Work to complete: Pick out all lines with the word "region" from the records that follow.

Collected data
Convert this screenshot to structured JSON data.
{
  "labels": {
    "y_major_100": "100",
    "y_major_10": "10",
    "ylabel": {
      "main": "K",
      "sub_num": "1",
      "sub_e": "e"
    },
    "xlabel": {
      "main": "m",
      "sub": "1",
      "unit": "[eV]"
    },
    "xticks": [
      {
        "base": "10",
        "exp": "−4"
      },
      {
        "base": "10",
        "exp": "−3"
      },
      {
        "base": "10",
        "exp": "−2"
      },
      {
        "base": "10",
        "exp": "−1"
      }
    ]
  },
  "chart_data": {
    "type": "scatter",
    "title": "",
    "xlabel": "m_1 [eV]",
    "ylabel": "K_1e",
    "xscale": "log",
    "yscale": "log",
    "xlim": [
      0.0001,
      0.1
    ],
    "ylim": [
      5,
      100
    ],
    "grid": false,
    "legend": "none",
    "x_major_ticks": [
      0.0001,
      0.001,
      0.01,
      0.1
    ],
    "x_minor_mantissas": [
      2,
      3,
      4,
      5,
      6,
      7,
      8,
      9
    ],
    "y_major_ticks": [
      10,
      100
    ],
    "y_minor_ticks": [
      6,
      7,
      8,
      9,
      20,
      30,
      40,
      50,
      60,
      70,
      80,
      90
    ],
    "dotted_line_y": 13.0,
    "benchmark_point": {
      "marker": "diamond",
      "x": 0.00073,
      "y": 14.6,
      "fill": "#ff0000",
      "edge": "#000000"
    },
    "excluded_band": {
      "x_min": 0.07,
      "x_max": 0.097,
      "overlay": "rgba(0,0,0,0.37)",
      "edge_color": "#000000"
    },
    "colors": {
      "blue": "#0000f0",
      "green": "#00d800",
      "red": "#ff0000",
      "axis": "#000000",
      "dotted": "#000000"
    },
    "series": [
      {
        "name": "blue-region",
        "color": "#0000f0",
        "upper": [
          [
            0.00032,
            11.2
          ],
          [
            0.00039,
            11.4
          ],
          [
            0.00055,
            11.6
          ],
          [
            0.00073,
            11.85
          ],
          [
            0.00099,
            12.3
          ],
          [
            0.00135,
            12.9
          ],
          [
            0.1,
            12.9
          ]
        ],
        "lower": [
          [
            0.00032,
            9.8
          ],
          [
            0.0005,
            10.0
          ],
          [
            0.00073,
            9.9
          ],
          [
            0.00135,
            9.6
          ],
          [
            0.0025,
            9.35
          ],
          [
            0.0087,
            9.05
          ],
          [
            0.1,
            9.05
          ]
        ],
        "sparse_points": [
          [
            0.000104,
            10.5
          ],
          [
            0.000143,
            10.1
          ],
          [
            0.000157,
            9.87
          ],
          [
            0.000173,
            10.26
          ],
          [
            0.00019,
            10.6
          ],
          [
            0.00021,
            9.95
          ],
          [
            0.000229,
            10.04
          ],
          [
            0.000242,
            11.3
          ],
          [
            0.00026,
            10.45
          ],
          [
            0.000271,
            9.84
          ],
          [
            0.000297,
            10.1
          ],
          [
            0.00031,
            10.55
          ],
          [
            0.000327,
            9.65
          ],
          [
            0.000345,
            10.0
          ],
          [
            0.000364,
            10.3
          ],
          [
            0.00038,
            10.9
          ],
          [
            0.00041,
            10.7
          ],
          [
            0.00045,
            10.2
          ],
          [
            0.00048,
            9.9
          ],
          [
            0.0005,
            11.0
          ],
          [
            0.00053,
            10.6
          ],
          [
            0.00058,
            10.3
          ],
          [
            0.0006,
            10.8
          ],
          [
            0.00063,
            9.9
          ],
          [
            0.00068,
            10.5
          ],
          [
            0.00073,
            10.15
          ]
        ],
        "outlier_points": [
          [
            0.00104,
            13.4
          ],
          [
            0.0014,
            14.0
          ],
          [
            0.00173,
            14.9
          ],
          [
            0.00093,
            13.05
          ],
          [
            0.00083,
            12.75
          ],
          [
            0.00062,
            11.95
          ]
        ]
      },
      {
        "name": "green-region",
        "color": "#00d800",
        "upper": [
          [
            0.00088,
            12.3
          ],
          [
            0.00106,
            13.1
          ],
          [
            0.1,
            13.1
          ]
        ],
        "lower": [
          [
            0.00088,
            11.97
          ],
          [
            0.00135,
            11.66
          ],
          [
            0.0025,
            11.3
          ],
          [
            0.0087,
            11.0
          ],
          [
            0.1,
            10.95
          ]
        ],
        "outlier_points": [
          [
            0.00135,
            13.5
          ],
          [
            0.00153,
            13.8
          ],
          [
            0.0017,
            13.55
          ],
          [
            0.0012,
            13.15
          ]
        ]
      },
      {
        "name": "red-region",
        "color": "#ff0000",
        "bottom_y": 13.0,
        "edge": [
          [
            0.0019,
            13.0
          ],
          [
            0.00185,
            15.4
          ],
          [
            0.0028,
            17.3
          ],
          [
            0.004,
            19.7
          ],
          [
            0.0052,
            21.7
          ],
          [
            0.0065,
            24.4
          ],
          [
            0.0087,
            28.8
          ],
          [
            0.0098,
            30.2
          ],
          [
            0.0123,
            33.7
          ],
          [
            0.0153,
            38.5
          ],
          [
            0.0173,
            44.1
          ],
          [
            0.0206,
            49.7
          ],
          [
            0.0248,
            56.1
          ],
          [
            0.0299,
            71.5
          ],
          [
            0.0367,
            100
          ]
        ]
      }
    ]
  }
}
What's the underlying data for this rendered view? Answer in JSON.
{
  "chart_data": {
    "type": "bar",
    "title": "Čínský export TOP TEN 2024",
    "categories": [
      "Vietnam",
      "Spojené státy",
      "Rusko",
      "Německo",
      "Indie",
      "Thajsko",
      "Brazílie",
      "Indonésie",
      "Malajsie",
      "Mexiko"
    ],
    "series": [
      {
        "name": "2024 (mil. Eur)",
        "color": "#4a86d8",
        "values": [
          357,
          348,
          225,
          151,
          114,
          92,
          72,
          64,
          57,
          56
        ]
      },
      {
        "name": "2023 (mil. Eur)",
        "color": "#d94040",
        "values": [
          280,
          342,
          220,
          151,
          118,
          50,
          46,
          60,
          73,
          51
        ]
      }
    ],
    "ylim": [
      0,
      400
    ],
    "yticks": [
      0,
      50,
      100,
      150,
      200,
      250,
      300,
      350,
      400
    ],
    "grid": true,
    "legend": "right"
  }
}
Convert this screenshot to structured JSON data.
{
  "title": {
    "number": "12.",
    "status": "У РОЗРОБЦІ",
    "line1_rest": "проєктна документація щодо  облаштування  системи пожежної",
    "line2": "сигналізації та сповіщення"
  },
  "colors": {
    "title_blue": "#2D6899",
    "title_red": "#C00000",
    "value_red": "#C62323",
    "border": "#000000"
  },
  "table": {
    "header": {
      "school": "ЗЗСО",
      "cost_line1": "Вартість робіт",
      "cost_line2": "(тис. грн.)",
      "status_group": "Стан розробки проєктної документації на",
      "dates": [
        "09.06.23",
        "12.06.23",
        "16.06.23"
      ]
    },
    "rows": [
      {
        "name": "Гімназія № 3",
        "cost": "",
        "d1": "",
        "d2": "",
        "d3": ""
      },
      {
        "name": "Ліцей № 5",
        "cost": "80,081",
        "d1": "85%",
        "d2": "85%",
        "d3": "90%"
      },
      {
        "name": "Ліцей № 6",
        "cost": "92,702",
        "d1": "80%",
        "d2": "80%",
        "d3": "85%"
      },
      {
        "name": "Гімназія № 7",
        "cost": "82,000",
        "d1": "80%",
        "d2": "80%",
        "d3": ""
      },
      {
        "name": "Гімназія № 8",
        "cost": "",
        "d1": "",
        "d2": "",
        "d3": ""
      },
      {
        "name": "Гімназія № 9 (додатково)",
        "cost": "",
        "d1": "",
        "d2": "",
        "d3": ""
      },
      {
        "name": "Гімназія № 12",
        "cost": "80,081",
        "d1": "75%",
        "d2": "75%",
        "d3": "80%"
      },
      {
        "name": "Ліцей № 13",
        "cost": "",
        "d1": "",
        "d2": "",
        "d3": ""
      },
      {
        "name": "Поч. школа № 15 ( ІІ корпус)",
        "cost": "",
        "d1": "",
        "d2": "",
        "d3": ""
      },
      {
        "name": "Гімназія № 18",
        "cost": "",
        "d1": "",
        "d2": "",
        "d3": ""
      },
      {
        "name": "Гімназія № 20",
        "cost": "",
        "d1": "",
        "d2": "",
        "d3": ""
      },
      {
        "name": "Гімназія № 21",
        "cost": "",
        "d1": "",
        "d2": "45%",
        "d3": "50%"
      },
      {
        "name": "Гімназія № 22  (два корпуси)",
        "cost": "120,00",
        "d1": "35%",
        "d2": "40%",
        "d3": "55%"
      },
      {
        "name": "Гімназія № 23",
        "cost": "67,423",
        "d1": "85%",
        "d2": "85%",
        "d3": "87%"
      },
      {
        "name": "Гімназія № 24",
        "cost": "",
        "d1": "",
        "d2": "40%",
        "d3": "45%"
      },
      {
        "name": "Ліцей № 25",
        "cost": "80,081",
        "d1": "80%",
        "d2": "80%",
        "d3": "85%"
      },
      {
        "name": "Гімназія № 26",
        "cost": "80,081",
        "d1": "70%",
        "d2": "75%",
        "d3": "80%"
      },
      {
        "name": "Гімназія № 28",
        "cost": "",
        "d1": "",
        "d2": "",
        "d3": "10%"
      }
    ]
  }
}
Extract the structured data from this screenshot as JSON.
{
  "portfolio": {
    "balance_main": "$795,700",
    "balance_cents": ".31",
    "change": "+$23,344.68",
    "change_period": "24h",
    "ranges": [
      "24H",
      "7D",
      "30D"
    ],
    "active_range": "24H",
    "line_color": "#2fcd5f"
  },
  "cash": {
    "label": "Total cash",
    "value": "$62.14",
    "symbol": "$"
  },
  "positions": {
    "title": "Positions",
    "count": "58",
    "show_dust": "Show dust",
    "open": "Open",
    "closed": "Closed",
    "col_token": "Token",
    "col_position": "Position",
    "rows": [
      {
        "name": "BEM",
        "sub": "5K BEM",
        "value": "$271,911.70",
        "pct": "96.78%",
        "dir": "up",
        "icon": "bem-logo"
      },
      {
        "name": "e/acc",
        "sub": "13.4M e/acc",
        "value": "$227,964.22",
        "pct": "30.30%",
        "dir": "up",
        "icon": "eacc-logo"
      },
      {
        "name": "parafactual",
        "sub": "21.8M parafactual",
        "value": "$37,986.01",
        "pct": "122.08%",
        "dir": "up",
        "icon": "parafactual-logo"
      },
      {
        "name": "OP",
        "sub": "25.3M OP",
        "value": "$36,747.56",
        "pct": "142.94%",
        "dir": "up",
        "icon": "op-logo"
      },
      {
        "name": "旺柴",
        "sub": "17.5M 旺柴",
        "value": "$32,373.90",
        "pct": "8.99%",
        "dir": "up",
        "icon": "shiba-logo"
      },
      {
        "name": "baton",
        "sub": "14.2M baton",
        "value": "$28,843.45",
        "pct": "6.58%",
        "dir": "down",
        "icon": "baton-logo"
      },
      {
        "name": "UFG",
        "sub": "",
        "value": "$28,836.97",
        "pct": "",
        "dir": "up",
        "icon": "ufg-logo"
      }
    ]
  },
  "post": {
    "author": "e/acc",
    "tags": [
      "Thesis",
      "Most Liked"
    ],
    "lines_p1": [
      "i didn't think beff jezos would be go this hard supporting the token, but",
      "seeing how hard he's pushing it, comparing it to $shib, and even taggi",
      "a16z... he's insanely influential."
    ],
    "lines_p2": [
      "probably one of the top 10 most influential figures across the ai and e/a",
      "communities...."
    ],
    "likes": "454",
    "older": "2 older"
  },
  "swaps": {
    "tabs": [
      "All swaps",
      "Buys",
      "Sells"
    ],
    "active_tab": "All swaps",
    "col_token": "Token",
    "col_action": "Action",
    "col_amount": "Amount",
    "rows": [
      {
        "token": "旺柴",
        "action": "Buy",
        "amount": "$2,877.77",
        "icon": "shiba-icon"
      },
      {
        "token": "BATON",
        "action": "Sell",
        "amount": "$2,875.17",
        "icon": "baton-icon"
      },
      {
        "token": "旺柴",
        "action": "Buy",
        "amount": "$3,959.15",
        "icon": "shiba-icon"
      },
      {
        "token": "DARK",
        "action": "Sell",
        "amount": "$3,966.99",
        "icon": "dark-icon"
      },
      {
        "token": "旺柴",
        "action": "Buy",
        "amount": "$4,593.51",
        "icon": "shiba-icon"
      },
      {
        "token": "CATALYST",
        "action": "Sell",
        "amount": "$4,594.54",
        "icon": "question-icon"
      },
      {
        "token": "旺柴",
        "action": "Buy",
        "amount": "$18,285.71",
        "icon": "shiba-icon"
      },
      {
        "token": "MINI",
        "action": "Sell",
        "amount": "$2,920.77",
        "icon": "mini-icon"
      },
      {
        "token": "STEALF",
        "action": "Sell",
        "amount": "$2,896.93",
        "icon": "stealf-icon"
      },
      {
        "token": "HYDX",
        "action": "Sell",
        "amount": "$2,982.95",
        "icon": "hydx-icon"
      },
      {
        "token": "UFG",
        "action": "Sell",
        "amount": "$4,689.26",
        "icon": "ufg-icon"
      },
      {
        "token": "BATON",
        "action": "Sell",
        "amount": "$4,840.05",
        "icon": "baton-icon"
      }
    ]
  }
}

Answer:
        "name": "blue-region",
        "name": "green-region",
        "name": "red-region",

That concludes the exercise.